Copy everything in the data below exactly except the pictures.

_ _ _ _ _

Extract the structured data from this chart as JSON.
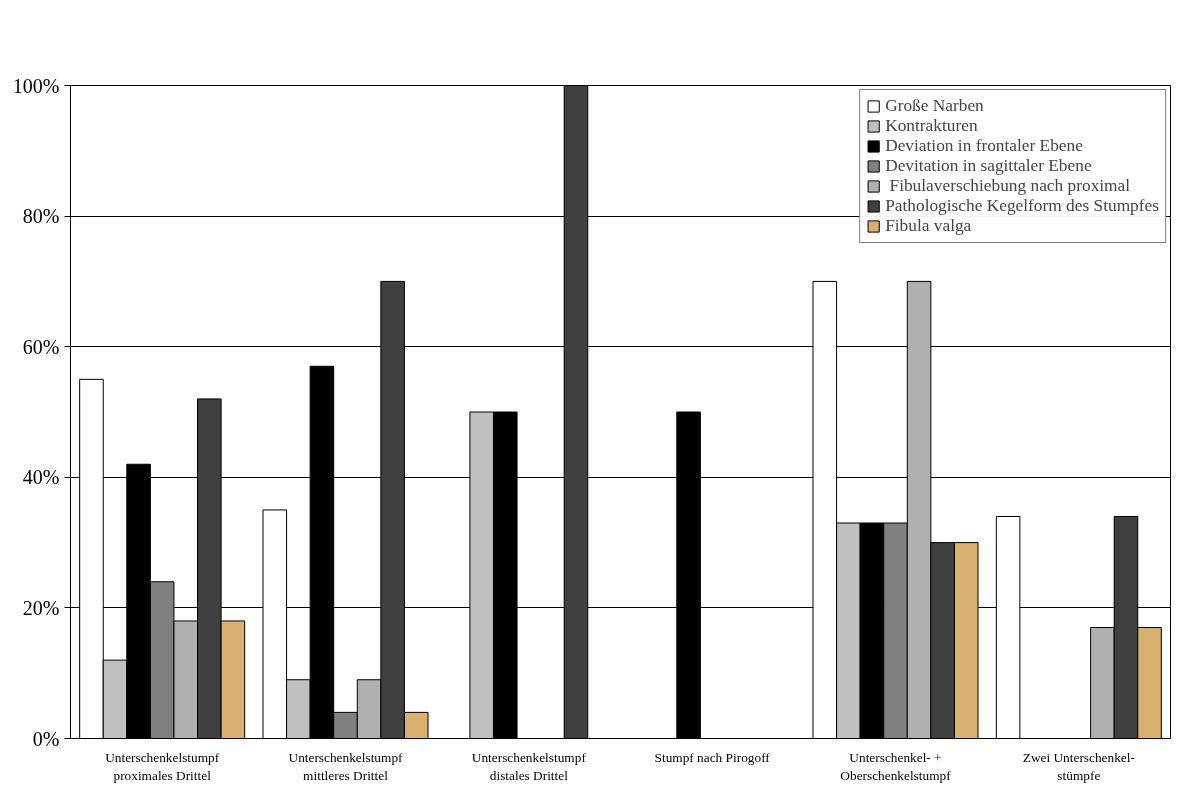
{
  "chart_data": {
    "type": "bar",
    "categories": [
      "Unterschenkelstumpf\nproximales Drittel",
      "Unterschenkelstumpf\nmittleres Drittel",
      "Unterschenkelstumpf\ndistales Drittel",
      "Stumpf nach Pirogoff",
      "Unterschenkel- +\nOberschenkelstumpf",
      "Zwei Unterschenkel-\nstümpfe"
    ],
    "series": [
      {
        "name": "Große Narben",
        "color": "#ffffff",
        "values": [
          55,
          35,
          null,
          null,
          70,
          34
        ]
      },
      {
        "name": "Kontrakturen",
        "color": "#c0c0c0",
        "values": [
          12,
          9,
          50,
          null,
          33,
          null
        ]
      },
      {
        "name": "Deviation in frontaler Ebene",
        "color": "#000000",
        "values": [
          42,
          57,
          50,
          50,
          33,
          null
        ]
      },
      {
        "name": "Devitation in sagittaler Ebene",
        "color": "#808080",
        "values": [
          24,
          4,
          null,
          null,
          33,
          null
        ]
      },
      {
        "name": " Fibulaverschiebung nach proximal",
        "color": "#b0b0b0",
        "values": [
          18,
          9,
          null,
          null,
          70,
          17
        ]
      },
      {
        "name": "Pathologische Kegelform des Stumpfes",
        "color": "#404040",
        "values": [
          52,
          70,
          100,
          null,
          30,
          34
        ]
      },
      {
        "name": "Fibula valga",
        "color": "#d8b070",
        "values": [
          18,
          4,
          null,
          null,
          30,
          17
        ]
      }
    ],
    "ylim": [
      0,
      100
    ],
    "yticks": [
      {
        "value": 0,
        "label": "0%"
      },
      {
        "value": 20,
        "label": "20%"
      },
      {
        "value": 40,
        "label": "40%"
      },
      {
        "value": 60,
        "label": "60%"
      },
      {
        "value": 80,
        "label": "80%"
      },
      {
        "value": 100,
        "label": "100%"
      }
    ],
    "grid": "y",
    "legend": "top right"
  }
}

_ _ _ _ _

▶ [The response]:
Extract the structured data from this chart as JSON.
{
  "chart_data": {
    "type": "bar",
    "categories": [
      "Unterschenkelstumpf\nproximales Drittel",
      "Unterschenkelstumpf\nmittleres Drittel",
      "Unterschenkelstumpf\ndistales Drittel",
      "Stumpf nach Pirogoff",
      "Unterschenkel- +\nOberschenkelstumpf",
      "Zwei Unterschenkel-\nstümpfe"
    ],
    "series": [
      {
        "name": "Große Narben",
        "color": "#ffffff",
        "values": [
          55,
          35,
          null,
          null,
          70,
          34
        ]
      },
      {
        "name": "Kontrakturen",
        "color": "#c0c0c0",
        "values": [
          12,
          9,
          50,
          null,
          33,
          null
        ]
      },
      {
        "name": "Deviation in frontaler Ebene",
        "color": "#000000",
        "values": [
          42,
          57,
          50,
          50,
          33,
          null
        ]
      },
      {
        "name": "Devitation in sagittaler Ebene",
        "color": "#808080",
        "values": [
          24,
          4,
          null,
          null,
          33,
          null
        ]
      },
      {
        "name": " Fibulaverschiebung nach proximal",
        "color": "#b0b0b0",
        "values": [
          18,
          9,
          null,
          null,
          70,
          17
        ]
      },
      {
        "name": "Pathologische Kegelform des Stumpfes",
        "color": "#404040",
        "values": [
          52,
          70,
          100,
          null,
          30,
          34
        ]
      },
      {
        "name": "Fibula valga",
        "color": "#d8b070",
        "values": [
          18,
          4,
          null,
          null,
          30,
          17
        ]
      }
    ],
    "ylim": [
      0,
      100
    ],
    "yticks": [
      {
        "value": 0,
        "label": "0%"
      },
      {
        "value": 20,
        "label": "20%"
      },
      {
        "value": 40,
        "label": "40%"
      },
      {
        "value": 60,
        "label": "60%"
      },
      {
        "value": 80,
        "label": "80%"
      },
      {
        "value": 100,
        "label": "100%"
      }
    ],
    "grid": "y",
    "legend": "top right"
  }
}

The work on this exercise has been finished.